Dataset excerpt:
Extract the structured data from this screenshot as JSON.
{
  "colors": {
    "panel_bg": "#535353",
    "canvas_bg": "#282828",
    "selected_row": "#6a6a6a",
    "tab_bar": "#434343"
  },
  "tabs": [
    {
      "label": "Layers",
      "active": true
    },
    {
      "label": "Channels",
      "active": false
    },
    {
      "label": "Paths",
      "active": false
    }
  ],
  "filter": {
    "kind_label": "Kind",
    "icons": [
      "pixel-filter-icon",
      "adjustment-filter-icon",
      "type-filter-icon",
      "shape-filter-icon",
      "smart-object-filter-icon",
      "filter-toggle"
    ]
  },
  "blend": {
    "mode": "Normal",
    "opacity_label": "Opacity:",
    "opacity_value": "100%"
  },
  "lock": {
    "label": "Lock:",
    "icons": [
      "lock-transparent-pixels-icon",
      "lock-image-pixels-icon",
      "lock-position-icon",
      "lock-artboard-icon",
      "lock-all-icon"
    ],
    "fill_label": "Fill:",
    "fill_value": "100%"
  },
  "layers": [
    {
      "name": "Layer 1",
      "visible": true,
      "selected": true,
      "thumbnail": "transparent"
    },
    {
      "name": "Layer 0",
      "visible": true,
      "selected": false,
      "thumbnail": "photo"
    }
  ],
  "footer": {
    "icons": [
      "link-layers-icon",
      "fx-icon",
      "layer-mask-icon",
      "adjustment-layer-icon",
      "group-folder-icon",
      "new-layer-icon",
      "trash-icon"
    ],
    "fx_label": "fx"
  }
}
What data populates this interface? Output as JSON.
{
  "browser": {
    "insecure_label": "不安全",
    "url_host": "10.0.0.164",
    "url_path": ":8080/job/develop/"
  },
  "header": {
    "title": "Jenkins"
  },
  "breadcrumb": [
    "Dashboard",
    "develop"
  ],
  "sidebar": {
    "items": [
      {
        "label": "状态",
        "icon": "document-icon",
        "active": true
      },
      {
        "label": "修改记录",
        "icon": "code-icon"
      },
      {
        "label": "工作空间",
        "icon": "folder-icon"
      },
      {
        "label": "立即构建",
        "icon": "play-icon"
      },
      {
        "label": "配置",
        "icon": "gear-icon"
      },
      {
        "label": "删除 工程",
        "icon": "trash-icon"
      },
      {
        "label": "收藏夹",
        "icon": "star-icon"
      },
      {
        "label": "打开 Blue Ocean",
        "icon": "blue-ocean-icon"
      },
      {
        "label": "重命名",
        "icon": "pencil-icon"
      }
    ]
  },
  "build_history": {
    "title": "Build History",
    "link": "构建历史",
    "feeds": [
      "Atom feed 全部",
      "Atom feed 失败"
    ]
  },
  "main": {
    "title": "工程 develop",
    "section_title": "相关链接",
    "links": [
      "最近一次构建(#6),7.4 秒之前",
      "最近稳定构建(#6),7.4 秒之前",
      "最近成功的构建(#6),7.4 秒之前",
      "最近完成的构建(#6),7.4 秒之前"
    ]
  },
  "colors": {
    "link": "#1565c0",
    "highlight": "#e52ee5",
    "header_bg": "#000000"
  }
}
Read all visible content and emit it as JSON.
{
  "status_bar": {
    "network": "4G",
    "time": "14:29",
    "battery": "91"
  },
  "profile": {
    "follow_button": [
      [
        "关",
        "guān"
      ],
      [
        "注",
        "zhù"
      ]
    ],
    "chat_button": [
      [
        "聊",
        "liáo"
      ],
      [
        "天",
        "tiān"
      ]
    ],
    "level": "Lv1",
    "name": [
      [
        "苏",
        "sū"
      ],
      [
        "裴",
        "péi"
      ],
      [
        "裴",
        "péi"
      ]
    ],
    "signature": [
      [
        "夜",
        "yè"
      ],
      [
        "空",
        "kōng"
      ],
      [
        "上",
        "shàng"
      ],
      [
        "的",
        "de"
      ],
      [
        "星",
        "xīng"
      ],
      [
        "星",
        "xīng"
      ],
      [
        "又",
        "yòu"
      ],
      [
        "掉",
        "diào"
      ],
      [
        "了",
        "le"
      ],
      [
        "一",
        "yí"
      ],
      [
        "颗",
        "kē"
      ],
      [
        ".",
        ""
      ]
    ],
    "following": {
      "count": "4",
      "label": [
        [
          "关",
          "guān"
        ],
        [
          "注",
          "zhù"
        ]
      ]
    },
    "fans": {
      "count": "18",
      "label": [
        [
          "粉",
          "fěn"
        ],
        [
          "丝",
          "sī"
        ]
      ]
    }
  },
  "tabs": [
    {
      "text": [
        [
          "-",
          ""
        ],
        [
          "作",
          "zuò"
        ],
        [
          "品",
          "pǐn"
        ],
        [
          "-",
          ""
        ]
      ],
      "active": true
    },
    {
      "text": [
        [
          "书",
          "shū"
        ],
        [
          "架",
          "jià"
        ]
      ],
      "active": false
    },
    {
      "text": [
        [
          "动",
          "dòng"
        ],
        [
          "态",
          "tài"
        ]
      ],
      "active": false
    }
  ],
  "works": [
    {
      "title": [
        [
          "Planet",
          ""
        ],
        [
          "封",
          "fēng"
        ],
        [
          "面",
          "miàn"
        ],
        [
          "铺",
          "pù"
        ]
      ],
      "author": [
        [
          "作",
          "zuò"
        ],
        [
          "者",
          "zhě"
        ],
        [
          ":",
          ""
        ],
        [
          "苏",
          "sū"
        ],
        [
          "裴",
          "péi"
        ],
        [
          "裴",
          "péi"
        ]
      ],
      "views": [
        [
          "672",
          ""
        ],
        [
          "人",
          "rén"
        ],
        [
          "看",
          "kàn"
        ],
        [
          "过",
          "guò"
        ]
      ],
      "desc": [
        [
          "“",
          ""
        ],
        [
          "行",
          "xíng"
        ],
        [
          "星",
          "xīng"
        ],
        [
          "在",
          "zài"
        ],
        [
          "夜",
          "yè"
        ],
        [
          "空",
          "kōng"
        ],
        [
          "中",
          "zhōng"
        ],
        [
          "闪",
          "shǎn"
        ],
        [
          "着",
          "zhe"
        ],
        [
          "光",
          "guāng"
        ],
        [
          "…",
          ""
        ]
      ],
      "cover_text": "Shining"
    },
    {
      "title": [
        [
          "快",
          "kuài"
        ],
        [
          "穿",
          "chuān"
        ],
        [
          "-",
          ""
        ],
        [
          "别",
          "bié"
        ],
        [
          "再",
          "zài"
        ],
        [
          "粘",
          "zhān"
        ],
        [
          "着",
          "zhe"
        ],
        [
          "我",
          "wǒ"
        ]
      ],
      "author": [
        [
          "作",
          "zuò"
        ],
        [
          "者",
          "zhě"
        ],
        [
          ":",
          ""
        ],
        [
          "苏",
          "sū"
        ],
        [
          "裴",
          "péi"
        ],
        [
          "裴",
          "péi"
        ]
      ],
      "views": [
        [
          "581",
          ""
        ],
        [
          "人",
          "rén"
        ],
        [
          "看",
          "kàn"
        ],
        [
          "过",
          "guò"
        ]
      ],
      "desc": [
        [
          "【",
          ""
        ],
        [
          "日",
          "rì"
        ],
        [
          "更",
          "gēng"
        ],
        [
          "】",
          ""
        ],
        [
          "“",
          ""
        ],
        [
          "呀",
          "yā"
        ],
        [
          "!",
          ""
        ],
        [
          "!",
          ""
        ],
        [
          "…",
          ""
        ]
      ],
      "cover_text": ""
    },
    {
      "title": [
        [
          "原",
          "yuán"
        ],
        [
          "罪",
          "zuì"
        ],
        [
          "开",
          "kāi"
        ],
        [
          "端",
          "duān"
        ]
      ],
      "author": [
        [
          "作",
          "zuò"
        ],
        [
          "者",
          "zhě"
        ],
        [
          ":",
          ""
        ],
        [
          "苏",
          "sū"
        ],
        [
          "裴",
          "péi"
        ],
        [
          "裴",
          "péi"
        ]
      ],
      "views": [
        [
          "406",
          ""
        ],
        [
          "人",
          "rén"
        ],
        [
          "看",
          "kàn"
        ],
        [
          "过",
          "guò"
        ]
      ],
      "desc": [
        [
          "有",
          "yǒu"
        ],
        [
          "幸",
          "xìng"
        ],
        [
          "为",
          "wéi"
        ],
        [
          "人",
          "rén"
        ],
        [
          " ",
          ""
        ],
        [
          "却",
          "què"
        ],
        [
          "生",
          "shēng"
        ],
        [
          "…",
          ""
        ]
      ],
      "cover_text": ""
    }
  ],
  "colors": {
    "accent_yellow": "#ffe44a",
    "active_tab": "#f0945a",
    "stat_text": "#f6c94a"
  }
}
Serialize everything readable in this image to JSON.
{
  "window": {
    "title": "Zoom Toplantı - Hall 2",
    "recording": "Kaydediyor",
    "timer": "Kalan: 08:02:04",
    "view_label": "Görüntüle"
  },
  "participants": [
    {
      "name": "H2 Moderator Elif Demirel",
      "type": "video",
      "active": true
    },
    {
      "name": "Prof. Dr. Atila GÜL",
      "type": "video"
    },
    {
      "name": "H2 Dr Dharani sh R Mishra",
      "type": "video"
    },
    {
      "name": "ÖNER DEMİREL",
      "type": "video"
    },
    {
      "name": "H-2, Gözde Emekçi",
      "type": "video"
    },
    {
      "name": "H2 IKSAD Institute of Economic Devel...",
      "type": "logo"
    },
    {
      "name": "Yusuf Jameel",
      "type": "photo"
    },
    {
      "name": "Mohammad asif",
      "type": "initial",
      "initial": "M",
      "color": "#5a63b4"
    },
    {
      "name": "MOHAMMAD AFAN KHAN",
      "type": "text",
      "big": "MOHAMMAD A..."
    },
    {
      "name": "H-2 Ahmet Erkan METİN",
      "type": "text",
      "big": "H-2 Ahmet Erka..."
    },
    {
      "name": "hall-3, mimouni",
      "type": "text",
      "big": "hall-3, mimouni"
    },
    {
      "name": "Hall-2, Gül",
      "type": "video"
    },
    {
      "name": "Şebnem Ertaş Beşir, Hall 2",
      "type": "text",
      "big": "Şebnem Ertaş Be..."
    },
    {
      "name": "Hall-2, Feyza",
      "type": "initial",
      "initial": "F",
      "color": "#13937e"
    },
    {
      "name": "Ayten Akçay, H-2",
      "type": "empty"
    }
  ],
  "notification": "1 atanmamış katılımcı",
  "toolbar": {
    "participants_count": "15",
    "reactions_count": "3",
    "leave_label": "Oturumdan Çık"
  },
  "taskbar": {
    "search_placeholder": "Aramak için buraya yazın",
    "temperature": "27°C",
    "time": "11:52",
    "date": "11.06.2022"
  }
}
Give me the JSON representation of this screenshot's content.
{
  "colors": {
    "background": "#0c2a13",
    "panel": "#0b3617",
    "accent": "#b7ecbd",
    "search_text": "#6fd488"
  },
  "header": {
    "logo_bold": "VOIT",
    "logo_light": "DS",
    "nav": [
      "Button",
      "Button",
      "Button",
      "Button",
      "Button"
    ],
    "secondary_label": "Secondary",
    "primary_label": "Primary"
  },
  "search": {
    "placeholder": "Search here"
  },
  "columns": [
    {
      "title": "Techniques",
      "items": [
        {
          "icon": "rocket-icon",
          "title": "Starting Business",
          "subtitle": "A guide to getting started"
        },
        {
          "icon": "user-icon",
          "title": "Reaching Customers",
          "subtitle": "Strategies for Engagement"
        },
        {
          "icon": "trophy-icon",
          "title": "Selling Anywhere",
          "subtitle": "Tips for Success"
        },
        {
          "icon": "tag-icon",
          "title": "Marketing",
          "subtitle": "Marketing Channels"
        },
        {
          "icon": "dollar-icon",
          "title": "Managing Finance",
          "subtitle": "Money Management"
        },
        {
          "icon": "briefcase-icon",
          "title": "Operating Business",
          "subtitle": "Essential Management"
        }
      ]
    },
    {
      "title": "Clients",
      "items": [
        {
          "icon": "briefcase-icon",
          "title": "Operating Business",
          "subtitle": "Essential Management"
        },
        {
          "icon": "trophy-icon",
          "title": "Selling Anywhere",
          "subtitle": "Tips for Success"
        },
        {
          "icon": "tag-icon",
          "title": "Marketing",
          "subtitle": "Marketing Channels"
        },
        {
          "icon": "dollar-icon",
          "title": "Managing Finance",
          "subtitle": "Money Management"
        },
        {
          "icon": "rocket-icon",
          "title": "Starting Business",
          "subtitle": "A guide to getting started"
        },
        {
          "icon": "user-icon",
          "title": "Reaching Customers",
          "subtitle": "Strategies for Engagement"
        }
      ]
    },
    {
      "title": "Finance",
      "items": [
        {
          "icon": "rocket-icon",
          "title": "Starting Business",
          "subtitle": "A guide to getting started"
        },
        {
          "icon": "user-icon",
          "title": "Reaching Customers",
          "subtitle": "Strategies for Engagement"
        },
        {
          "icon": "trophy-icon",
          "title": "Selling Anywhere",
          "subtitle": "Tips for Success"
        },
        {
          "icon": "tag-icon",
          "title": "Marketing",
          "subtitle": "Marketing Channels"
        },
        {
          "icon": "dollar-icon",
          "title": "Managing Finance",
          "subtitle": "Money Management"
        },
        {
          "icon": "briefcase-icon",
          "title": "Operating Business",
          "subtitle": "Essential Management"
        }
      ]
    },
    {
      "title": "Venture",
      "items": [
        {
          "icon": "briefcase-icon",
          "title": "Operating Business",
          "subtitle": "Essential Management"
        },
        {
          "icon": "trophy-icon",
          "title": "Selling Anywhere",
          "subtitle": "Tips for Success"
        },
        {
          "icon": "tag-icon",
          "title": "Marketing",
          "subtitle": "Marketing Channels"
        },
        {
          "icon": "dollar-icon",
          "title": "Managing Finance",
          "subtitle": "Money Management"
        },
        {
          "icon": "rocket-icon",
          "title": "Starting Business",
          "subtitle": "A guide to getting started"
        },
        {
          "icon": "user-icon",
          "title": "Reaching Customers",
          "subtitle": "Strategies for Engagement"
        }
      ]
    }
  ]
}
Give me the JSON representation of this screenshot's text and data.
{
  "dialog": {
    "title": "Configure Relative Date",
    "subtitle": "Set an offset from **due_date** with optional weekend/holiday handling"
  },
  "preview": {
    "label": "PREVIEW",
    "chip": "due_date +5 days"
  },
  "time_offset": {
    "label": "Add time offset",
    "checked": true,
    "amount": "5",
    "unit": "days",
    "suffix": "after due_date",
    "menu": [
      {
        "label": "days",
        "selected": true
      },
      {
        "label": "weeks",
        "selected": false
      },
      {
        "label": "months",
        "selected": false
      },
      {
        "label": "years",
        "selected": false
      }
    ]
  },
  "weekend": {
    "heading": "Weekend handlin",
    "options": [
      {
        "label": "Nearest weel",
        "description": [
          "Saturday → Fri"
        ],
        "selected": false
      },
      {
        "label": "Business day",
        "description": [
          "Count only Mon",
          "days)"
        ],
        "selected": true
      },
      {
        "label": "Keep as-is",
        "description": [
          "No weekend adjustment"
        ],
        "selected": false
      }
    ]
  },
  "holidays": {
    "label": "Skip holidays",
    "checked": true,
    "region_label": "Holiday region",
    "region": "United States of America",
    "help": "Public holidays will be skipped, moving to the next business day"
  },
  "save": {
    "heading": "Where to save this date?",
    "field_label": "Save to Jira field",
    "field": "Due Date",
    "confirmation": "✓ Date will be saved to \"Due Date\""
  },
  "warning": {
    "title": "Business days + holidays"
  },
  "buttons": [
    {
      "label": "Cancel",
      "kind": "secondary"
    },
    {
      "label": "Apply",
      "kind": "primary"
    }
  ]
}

**What is required:**
Each line above that includes "this" should be shown.

**Full response:**
Extract the structured data from this screenshot as JSON.
What data populates this interface? Output as JSON.
Serialize everything readable in this image to JSON.
Give me the JSON representation of this screenshot's content.
Give me the JSON representation of this screenshot's text and data.
    "heading": "Where to save this date?",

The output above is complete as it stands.